>> BEGIN DATA TO PROCESS

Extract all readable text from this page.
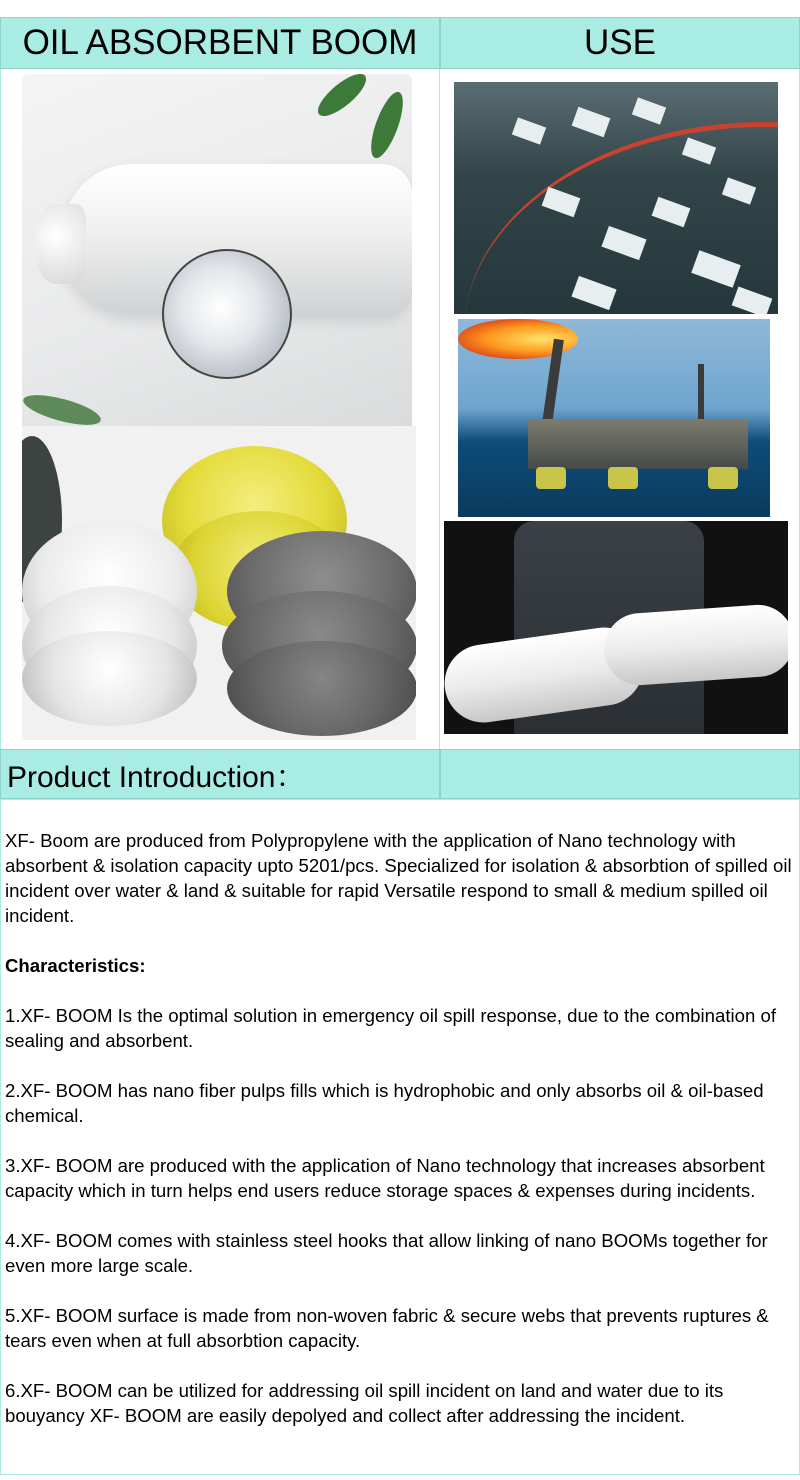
OIL ABSORBENT BOOM	USE
Product Introduction：

XF- Boom are produced from Polypropylene with the application of Nano technology with absorbent & isolation capacity upto 5201/pcs. Specialized for isolation & absorbtion of spilled oil incident over water & land & suitable for rapid Versatile respond to small & medium spilled oil incident.

Characteristics:

1.XF- BOOM Is the optimal solution in emergency oil spill response, due to the combination of sealing and absorbent.

2.XF- BOOM has nano fiber pulps fills which is hydrophobic and only absorbs oil & oil-based chemical.

3.XF- BOOM are produced with the application of Nano technology that increases absorbent capacity which in turn helps end users reduce storage spaces & expenses during incidents.

4.XF- BOOM comes with stainless steel hooks that allow linking of nano BOOMs together for even more large scale.

5.XF- BOOM surface is made from non-woven fabric & secure webs that prevents ruptures & tears even when at full absorbtion capacity.

6.XF- BOOM can be utilized for addressing oil spill incident on land and water due to its bouyancy XF- BOOM are easily depolyed and collect after addressing the incident.
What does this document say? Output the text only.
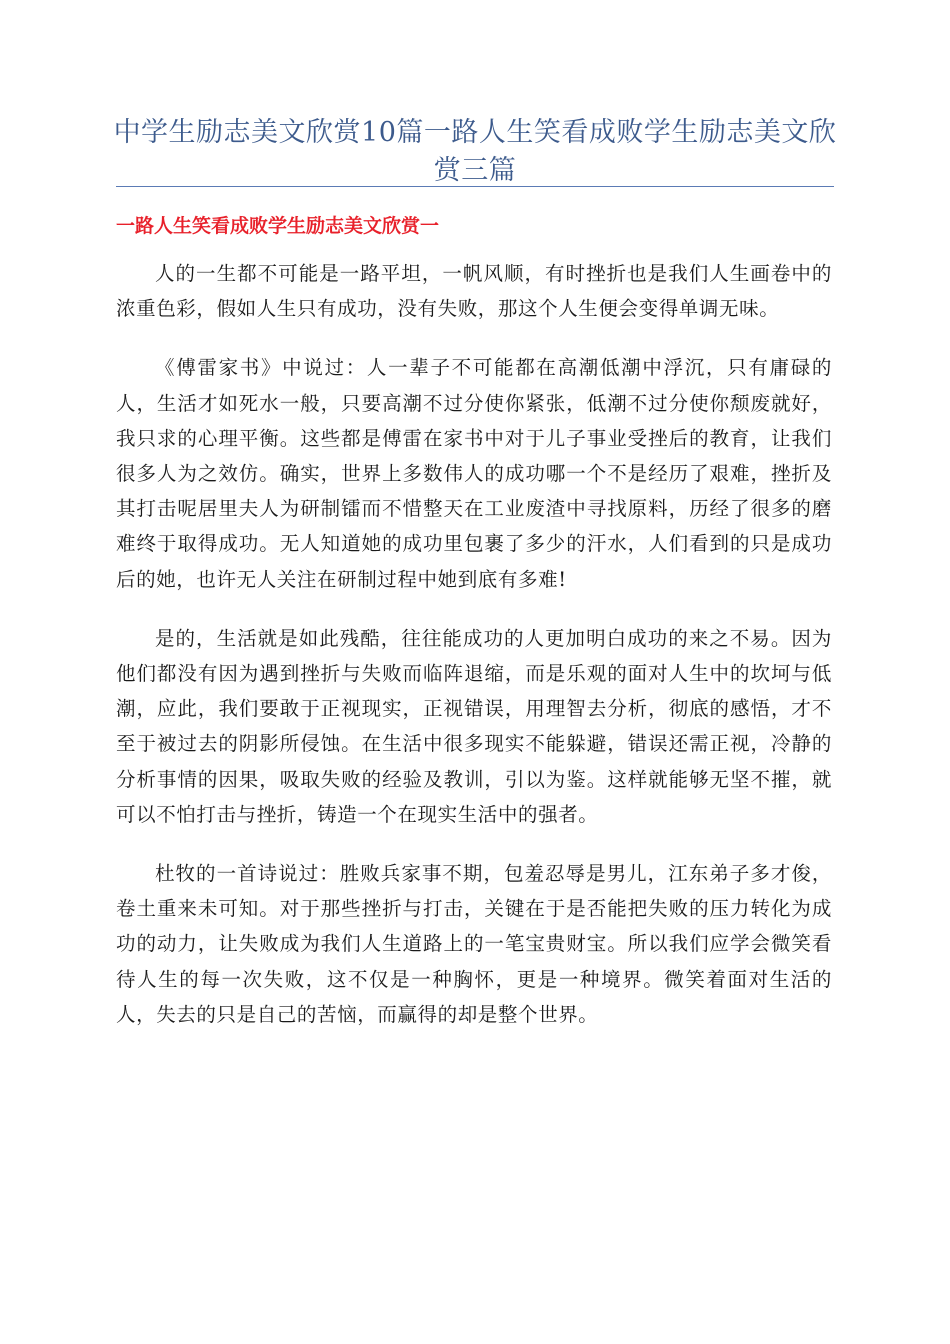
中学生励志美文欣赏10篇一路人生笑看成败学生励志美文欣赏三篇
一路人生笑看成败学生励志美文欣赏一

人的一生都不可能是一路平坦，一帆风顺，有时挫折也是我们人生画卷中的浓重色彩，假如人生只有成功，没有失败，那这个人生便会变得单调无味。

《傅雷家书》中说过：人一辈子不可能都在高潮低潮中浮沉，只有庸碌的人，生活才如死水一般，只要高潮不过分使你紧张，低潮不过分使你颓废就好，我只求的心理平衡。这些都是傅雷在家书中对于儿子事业受挫后的教育，让我们很多人为之效仿。确实，世界上多数伟人的成功哪一个不是经历了艰难，挫折及其打击呢居里夫人为研制镭而不惜整天在工业废渣中寻找原料，历经了很多的磨难终于取得成功。无人知道她的成功里包裹了多少的汗水，人们看到的只是成功后的她，也许无人关注在研制过程中她到底有多难!

是的，生活就是如此残酷，往往能成功的人更加明白成功的来之不易。因为他们都没有因为遇到挫折与失败而临阵退缩，而是乐观的面对人生中的坎坷与低潮，应此，我们要敢于正视现实，正视错误，用理智去分析，彻底的感悟，才不至于被过去的阴影所侵蚀。在生活中很多现实不能躲避，错误还需正视，冷静的分析事情的因果，吸取失败的经验及教训，引以为鉴。这样就能够无坚不摧，就可以不怕打击与挫折，铸造一个在现实生活中的强者。

杜牧的一首诗说过：胜败兵家事不期，包羞忍辱是男儿，江东弟子多才俊，卷土重来未可知。对于那些挫折与打击，关键在于是否能把失败的压力转化为成功的动力，让失败成为我们人生道路上的一笔宝贵财宝。所以我们应学会微笑看待人生的每一次失败，这不仅是一种胸怀，更是一种境界。微笑着面对生活的人，失去的只是自己的苦恼，而赢得的却是整个世界。
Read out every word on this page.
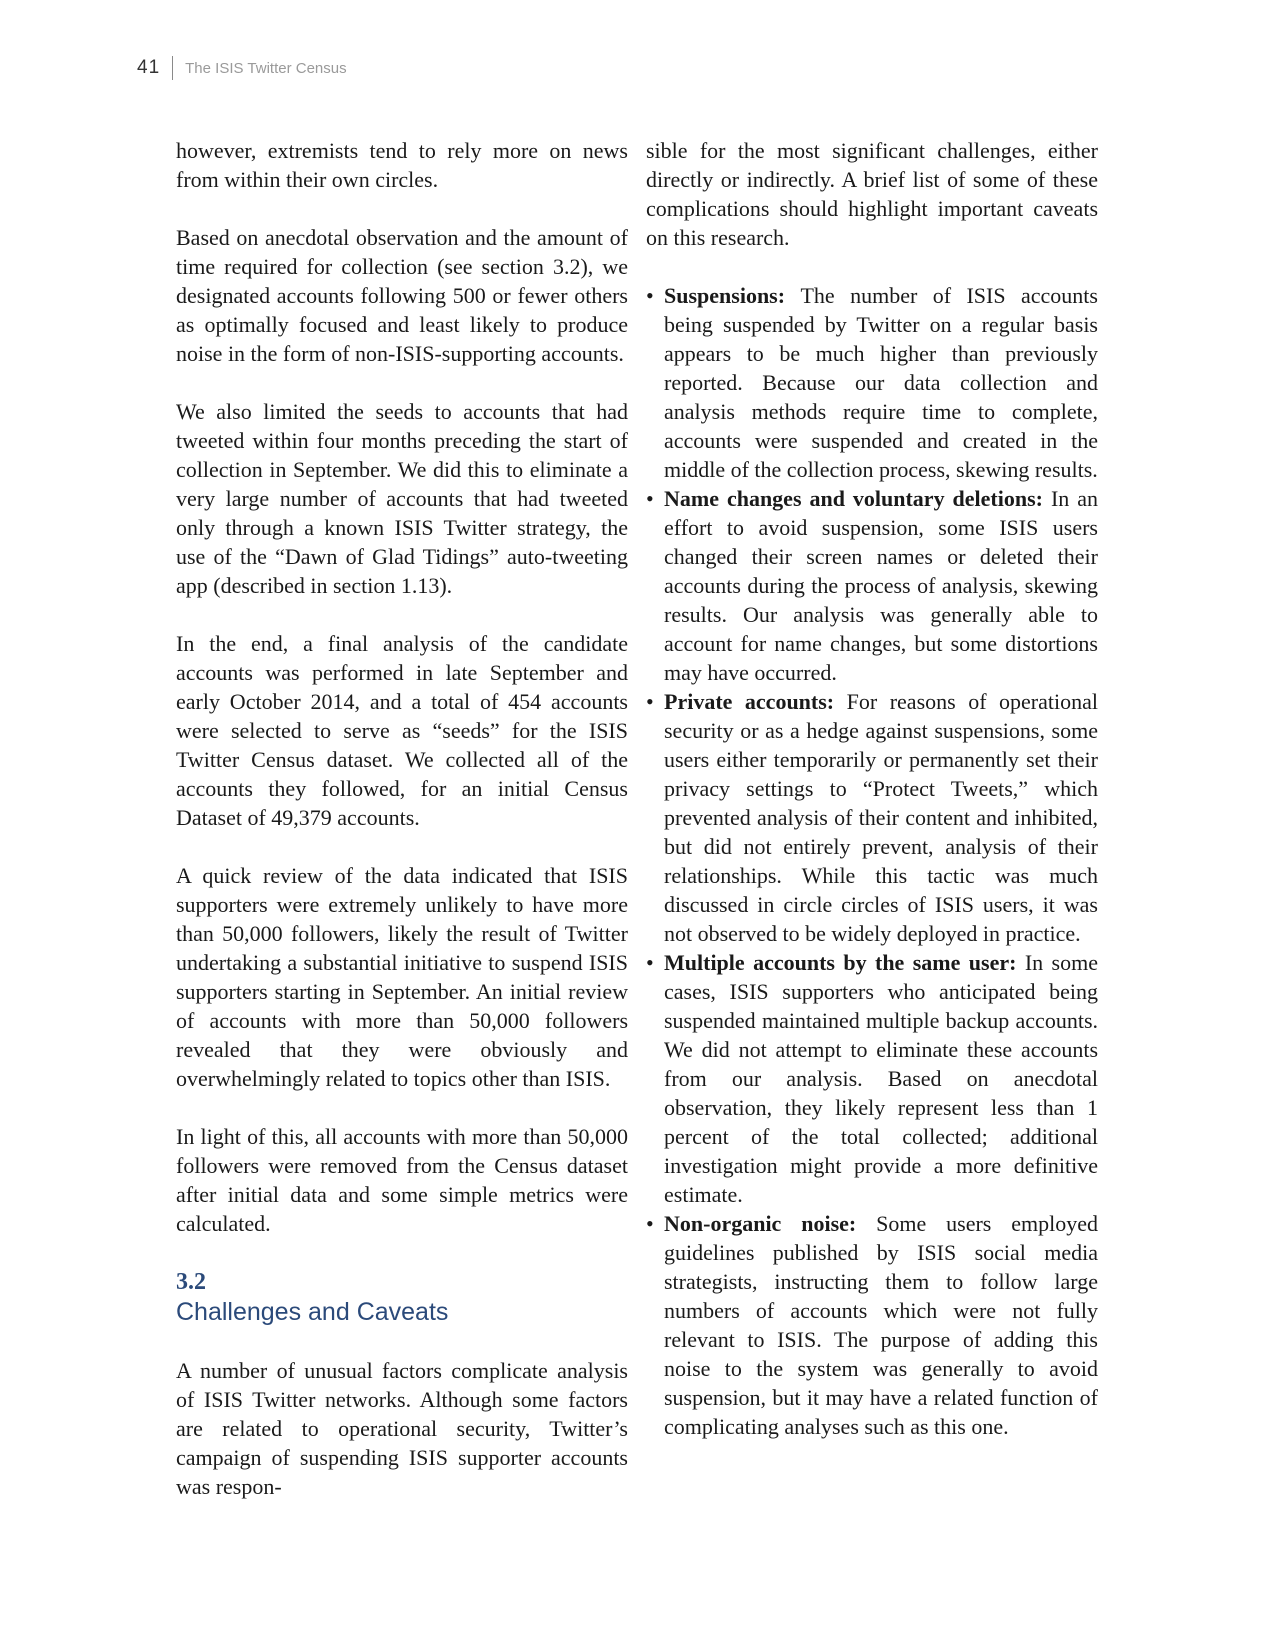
41 The ISIS Twitter Census

however, extremists tend to rely more on news from within their own circles.

Based on anecdotal observation and the amount of time required for collection (see section 3.2), we designated accounts following 500 or fewer others as optimally focused and least likely to produce noise in the form of non-ISIS-supporting accounts.

We also limited the seeds to accounts that had tweeted within four months preceding the start of collection in September. We did this to eliminate a very large number of accounts that had tweeted only through a known ISIS Twitter strategy, the use of the “Dawn of Glad Tidings” auto-tweeting app (described in section 1.13).

In the end, a final analysis of the candidate accounts was performed in late September and early October 2014, and a total of 454 accounts were selected to serve as “seeds” for the ISIS Twitter Census dataset. We collected all of the accounts they followed, for an initial Census Dataset of 49,379 accounts.

A quick review of the data indicated that ISIS supporters were extremely unlikely to have more than 50,000 followers, likely the result of Twitter undertaking a substantial initiative to suspend ISIS supporters starting in September. An initial review of accounts with more than 50,000 followers revealed that they were obviously and overwhelmingly related to topics other than ISIS.

In light of this, all accounts with more than 50,000 followers were removed from the Census dataset after initial data and some simple metrics were calculated.

3.2
Challenges and Caveats

A number of unusual factors complicate analysis of ISIS Twitter networks. Although some factors are related to operational security, Twitter’s campaign of suspending ISIS supporter accounts was respon-

sible for the most significant challenges, either directly or indirectly. A brief list of some of these complications should highlight important caveats on this research.

• Suspensions: The number of ISIS accounts being suspended by Twitter on a regular basis appears to be much higher than previously reported. Because our data collection and analysis methods require time to complete, accounts were suspended and created in the middle of the collection process, skewing results.
• Name changes and voluntary deletions: In an effort to avoid suspension, some ISIS users changed their screen names or deleted their accounts during the process of analysis, skewing results. Our analysis was generally able to account for name changes, but some distortions may have occurred.
• Private accounts: For reasons of operational security or as a hedge against suspensions, some users either temporarily or permanently set their privacy settings to “Protect Tweets,” which prevented analysis of their content and inhibited, but did not entirely prevent, analysis of their relationships. While this tactic was much discussed in circle circles of ISIS users, it was not observed to be widely deployed in practice.
• Multiple accounts by the same user: In some cases, ISIS supporters who anticipated being suspended maintained multiple backup accounts. We did not attempt to eliminate these accounts from our analysis. Based on anecdotal observation, they likely represent less than 1 percent of the total collected; additional investigation might provide a more definitive estimate.
• Non-organic noise: Some users employed guidelines published by ISIS social media strategists, instructing them to follow large numbers of accounts which were not fully relevant to ISIS. The purpose of adding this noise to the system was generally to avoid suspension, but it may have a related function of complicating analyses such as this one.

>> END DATA TO PROCESS

*THE REQUEST*:
Do not include images; quote all of the entries above exactly.

*REPLY*:
Extract all readable text from this page.
OIL ABSORBENT BOOM	USE
Product Introduction：

XF- Boom are produced from Polypropylene with the application of Nano technology with absorbent & isolation capacity upto 5201/pcs. Specialized for isolation & absorbtion of spilled oil incident over water & land & suitable for rapid Versatile respond to small & medium spilled oil incident.

Characteristics:

1.XF- BOOM Is the optimal solution in emergency oil spill response, due to the combination of sealing and absorbent.

2.XF- BOOM has nano fiber pulps fills which is hydrophobic and only absorbs oil & oil-based chemical.

3.XF- BOOM are produced with the application of Nano technology that increases absorbent capacity which in turn helps end users reduce storage spaces & expenses during incidents.

4.XF- BOOM comes with stainless steel hooks that allow linking of nano BOOMs together for even more large scale.

5.XF- BOOM surface is made from non-woven fabric & secure webs that prevents ruptures & tears even when at full absorbtion capacity.

6.XF- BOOM can be utilized for addressing oil spill incident on land and water due to its bouyancy XF- BOOM are easily depolyed and collect after addressing the incident.
What does this document say? Output the text only.
中学生励志美文欣赏10篇一路人生笑看成败学生励志美文欣赏三篇
一路人生笑看成败学生励志美文欣赏一

人的一生都不可能是一路平坦，一帆风顺，有时挫折也是我们人生画卷中的浓重色彩，假如人生只有成功，没有失败，那这个人生便会变得单调无味。

《傅雷家书》中说过：人一辈子不可能都在高潮低潮中浮沉，只有庸碌的人，生活才如死水一般，只要高潮不过分使你紧张，低潮不过分使你颓废就好，我只求的心理平衡。这些都是傅雷在家书中对于儿子事业受挫后的教育，让我们很多人为之效仿。确实，世界上多数伟人的成功哪一个不是经历了艰难，挫折及其打击呢居里夫人为研制镭而不惜整天在工业废渣中寻找原料，历经了很多的磨难终于取得成功。无人知道她的成功里包裹了多少的汗水，人们看到的只是成功后的她，也许无人关注在研制过程中她到底有多难!

是的，生活就是如此残酷，往往能成功的人更加明白成功的来之不易。因为他们都没有因为遇到挫折与失败而临阵退缩，而是乐观的面对人生中的坎坷与低潮，应此，我们要敢于正视现实，正视错误，用理智去分析，彻底的感悟，才不至于被过去的阴影所侵蚀。在生活中很多现实不能躲避，错误还需正视，冷静的分析事情的因果，吸取失败的经验及教训，引以为鉴。这样就能够无坚不摧，就可以不怕打击与挫折，铸造一个在现实生活中的强者。

杜牧的一首诗说过：胜败兵家事不期，包羞忍辱是男儿，江东弟子多才俊，卷土重来未可知。对于那些挫折与打击，关键在于是否能把失败的压力转化为成功的动力，让失败成为我们人生道路上的一笔宝贵财宝。所以我们应学会微笑看待人生的每一次失败，这不仅是一种胸怀，更是一种境界。微笑着面对生活的人，失去的只是自己的苦恼，而赢得的却是整个世界。
Read out every word on this page.
41 The ISIS Twitter Census

however, extremists tend to rely more on news from within their own circles.

Based on anecdotal observation and the amount of time required for collection (see section 3.2), we designated accounts following 500 or fewer others as optimally focused and least likely to produce noise in the form of non-ISIS-supporting accounts.

We also limited the seeds to accounts that had tweeted within four months preceding the start of collection in September. We did this to eliminate a very large number of accounts that had tweeted only through a known ISIS Twitter strategy, the use of the “Dawn of Glad Tidings” auto-tweeting app (described in section 1.13).

In the end, a final analysis of the candidate accounts was performed in late September and early October 2014, and a total of 454 accounts were selected to serve as “seeds” for the ISIS Twitter Census dataset. We collected all of the accounts they followed, for an initial Census Dataset of 49,379 accounts.

A quick review of the data indicated that ISIS supporters were extremely unlikely to have more than 50,000 followers, likely the result of Twitter undertaking a substantial initiative to suspend ISIS supporters starting in September. An initial review of accounts with more than 50,000 followers revealed that they were obviously and overwhelmingly related to topics other than ISIS.

In light of this, all accounts with more than 50,000 followers were removed from the Census dataset after initial data and some simple metrics were calculated.

3.2
Challenges and Caveats

A number of unusual factors complicate analysis of ISIS Twitter networks. Although some factors are related to operational security, Twitter’s campaign of suspending ISIS supporter accounts was respon-

sible for the most significant challenges, either directly or indirectly. A brief list of some of these complications should highlight important caveats on this research.

• Suspensions: The number of ISIS accounts being suspended by Twitter on a regular basis appears to be much higher than previously reported. Because our data collection and analysis methods require time to complete, accounts were suspended and created in the middle of the collection process, skewing results.
• Name changes and voluntary deletions: In an effort to avoid suspension, some ISIS users changed their screen names or deleted their accounts during the process of analysis, skewing results. Our analysis was generally able to account for name changes, but some distortions may have occurred.
• Private accounts: For reasons of operational security or as a hedge against suspensions, some users either temporarily or permanently set their privacy settings to “Protect Tweets,” which prevented analysis of their content and inhibited, but did not entirely prevent, analysis of their relationships. While this tactic was much discussed in circle circles of ISIS users, it was not observed to be widely deployed in practice.
• Multiple accounts by the same user: In some cases, ISIS supporters who anticipated being suspended maintained multiple backup accounts. We did not attempt to eliminate these accounts from our analysis. Based on anecdotal observation, they likely represent less than 1 percent of the total collected; additional investigation might provide a more definitive estimate.
• Non-organic noise: Some users employed guidelines published by ISIS social media strategists, instructing them to follow large numbers of accounts which were not fully relevant to ISIS. The purpose of adding this noise to the system was generally to avoid suspension, but it may have a related function of complicating analyses such as this one.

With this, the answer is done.